* BRIEF A *
According to the passage about Svenonius, what was the title of the only EP that Cupid Car Club released?
* BRIEF B *
Carry on the passage about Svenonius from its final sentence.

* EXCERPT TO READ *
Formed as a solo project, Escape-ism encompasses a more lofi-electronic sound compared to Svenonius' band oriented projects. The band has featured Alexandria Cabral and Sandi Denton as live members and contributors. Live shows consist of programmed drum machines, sparse jagged guitars, and stream of consciousness lyrics.

== Other projects ==
Throughout his career, Svenonius has disc jockeyed at clubs such as Cold Rice in Washington, D.C. In 1993 Svenonius and Nation of Ulysses/Make-Up members James Canty and Steve Gamboa were involved in the short-lived project Cupid Car Club, which released only one EP on Kill Rock Stars Records titled Join our Club. In 2001 Svenonius collaborated with the English conceptualist/producer Mike Alway of If.. Records to create the record Play Power under the pseudonym David Candy. The album was released through Jet Set Records, Siesta Records, and If.. Records. Play Power was part of a series of "Magazine-Style Records" which included other imaginary acts such as Death by Chocolate, Maria Napoleon, and Lollipop Train.

Svenonius wrote an afterword for Glen E. Friedman's 2005 photography book Recognize (ISBN 0-9641916-6-0), as well as the introduction to Friedman's 2007 book Keep Your Eyes Open (ISBN 0-9641916-8-7). As host of the VBS.TV online show Soft Focus, Svenonius interviews guests such as Ian MacKaye, Genesis P-Orridge, Adam Horovitz, Cat Power and Will Oldham in front of a live audience at the Guggenheim Museum in New York City. Soft Focus later moved to London, England, where Svenonius interviewed British artists such as Mark E. Smith of The Fall and Billy Childish. In 1994, Svenonius had a supporting role in the independent film Half-Cocked. In 2001, Svenonius appeared in the documentary Plaster Caster about the plaster casts of Cynthia Plaster Caster.

In 2021, Svenonius co-released the feature length film The Lost Record, named for the Escape-ism record of the same title.

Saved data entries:
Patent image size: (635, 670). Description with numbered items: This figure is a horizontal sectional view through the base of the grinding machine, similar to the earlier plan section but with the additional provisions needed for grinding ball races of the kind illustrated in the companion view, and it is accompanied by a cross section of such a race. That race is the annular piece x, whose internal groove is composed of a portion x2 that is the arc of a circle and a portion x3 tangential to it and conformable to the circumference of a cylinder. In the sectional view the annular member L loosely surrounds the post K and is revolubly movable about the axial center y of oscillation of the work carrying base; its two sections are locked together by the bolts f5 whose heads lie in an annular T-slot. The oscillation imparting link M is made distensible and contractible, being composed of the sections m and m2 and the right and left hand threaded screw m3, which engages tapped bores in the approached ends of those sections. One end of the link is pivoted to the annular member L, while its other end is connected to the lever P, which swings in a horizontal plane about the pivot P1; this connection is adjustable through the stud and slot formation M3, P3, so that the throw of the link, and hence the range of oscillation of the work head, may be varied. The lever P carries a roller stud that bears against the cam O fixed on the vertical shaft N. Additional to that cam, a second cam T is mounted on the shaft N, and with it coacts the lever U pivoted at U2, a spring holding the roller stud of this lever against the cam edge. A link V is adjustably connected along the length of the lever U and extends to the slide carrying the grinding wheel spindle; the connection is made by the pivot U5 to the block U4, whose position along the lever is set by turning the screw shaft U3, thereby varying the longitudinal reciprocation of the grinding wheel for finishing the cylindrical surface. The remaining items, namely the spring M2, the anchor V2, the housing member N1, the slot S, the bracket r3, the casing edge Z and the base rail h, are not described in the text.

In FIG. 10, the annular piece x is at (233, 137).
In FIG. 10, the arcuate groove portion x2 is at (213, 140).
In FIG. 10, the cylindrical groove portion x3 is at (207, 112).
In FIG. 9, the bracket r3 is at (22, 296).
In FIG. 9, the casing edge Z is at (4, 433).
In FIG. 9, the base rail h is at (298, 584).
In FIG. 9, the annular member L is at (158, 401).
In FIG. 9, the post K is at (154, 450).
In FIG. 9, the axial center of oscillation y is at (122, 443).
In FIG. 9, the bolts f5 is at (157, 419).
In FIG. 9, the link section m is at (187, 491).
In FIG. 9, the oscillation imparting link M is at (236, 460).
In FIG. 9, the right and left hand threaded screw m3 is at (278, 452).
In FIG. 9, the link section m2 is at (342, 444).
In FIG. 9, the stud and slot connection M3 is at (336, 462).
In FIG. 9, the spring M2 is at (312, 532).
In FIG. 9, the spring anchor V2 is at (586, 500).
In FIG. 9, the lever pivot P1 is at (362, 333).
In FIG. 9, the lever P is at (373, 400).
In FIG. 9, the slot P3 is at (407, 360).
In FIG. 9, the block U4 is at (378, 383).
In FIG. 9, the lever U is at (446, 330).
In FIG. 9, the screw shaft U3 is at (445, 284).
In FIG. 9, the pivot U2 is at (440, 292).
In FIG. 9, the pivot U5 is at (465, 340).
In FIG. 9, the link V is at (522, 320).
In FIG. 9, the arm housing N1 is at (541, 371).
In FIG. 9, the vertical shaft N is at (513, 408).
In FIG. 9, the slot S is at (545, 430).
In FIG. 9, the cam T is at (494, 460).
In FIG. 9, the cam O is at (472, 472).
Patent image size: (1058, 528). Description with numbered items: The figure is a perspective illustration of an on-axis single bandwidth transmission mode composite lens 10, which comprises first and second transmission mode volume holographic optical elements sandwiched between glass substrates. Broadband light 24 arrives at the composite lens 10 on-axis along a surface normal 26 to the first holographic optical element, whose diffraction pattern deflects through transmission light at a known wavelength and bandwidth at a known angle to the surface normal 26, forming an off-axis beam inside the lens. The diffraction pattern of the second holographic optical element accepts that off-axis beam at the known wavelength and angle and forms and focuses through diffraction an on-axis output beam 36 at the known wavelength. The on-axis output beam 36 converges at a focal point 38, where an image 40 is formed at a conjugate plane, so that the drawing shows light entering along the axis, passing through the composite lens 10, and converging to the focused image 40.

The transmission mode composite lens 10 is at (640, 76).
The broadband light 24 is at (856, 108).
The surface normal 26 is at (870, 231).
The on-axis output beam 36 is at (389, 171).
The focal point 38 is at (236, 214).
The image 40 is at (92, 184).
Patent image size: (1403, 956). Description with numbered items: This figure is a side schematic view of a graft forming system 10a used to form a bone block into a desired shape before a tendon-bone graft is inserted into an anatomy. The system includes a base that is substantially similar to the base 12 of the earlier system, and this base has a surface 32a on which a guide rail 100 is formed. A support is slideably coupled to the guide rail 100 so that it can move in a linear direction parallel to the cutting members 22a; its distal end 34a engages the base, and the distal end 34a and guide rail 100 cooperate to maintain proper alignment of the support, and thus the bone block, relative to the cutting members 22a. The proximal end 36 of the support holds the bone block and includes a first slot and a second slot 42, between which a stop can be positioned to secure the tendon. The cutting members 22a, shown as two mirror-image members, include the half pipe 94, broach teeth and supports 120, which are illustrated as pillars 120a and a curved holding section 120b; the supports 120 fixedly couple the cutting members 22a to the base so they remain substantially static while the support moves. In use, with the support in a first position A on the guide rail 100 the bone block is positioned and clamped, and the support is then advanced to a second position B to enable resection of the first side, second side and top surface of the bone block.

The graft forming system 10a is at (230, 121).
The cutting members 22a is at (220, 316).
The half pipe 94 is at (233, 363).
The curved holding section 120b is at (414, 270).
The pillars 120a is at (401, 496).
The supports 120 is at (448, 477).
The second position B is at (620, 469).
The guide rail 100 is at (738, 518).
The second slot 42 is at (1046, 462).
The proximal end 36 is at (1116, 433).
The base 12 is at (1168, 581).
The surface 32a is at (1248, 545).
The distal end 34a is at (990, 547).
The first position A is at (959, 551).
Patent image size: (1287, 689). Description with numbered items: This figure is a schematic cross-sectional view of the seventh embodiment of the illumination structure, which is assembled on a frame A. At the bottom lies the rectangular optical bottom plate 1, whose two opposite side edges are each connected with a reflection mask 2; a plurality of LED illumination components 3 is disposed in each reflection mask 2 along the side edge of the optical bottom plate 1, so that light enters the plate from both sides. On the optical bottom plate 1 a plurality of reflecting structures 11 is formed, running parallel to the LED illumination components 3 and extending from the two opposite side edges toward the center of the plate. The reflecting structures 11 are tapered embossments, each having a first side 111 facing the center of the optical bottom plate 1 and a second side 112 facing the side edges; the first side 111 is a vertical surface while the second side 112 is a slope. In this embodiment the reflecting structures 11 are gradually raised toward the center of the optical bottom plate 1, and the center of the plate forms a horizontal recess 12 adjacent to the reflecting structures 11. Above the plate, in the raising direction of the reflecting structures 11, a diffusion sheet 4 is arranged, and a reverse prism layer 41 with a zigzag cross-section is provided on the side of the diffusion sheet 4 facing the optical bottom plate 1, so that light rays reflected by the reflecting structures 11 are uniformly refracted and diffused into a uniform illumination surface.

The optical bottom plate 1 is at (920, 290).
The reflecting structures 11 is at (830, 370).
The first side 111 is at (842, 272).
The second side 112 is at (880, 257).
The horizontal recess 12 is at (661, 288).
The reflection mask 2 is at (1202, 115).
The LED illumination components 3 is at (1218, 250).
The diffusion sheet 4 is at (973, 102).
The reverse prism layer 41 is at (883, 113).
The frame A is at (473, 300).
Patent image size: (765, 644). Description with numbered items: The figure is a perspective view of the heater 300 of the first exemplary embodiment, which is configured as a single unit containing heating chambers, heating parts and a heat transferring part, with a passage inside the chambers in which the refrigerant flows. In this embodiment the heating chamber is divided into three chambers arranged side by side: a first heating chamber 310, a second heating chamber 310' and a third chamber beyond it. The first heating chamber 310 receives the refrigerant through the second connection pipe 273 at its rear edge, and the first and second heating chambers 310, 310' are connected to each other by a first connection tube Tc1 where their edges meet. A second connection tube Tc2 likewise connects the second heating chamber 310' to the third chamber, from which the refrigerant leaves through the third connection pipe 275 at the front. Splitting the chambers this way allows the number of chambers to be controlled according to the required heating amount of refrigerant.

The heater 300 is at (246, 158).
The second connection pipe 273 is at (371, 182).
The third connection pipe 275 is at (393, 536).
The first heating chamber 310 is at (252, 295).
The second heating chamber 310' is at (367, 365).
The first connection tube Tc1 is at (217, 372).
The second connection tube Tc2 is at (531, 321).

* TASK ANSWER A *
Join our Club

* TASK ANSWER B *
=== The Psychic Soviet and other writing===
In July 2006, Svenonius released a book of 19 essays titled the Psychic Soviet (ISBN 0-9656183-9-0), published by Drag City Press. Pocket-sized and bound in bright-pink plastic with beveled edges, its form is similar to "The Little Red Book", a Bible, or a foreign-language dictionary. The book serves as an anthology of past articles and essays by Svenonius previously published in periodicals, edited for readability and flow, with a number of new essays included.

The "Instructions" that preface the book state that it "should clear up much of the confusion regarding events of the last millennium – artistic, geo-political, philosophical, et al." and encourages the reader to "refer to the book in case of ethical quandaries, arguments, and social feuds". The writing addresses topics such as the ascent of the DJ as a "star", the "cosmic depression" that followed the defeat of the Union of Soviet Socialist Republics in the Cold War, and the status of rock and roll as a religion.

After The Psychic Soviet, Svenonius released the books "Supernatural Strategies for Making a Rock 'n' Roll Group"(2012), "Censorship Now!!" (2015), & "Against the Written Word" (2023). He also publishes a newsprint periodical of essays, art, and poetry called "The Cellophane Flag" through Radical Elite Press.

==Discography==

===Nation of Ulysses===

- 13-Point Program to Destroy America (Dischord) (1991)
- Plays Pretty for Baby (Dischord) (1992)
- The Embassy Tapes (Dischord) (2000)

=== The Make-Up ===

- Destination: Love – Live! At Cold Rice (Dischord) (1996)
- After Dark (Dischord) (1997)
- Sound Verite (K Records) (1997)
- In Mass Mind (Dischord) (1998)
- Save Yourself (K Records) (1999)
- I Want Some (singles compilation) (K Records) (1999)
- Untouchable Sound (Drag City/Sea Note) (2006)

===Weird War===

- Weird War (Drag City) (2002)
- I Suck on that Emotion (as Scene Creamers) (Drag City) (2003)
- If You Can't Beat 'Em, Bite 'Em (Drag City) (2004)
- Illuminated by the Light (Drag City) (2005)

===Chain and The Gang===

- Down With Liberty... Up With Chains! (K Records) (2009)
- Music's Not For Everyone (K Records) (2011)
- In Cool Blood (K Records) (2012)
- Minimum Rock n Roll (Radical Elite Records) (2014)
- Experimental Music (Radical Elite Records) (2017)
- Best of Crime Rock (In The Red) (2017)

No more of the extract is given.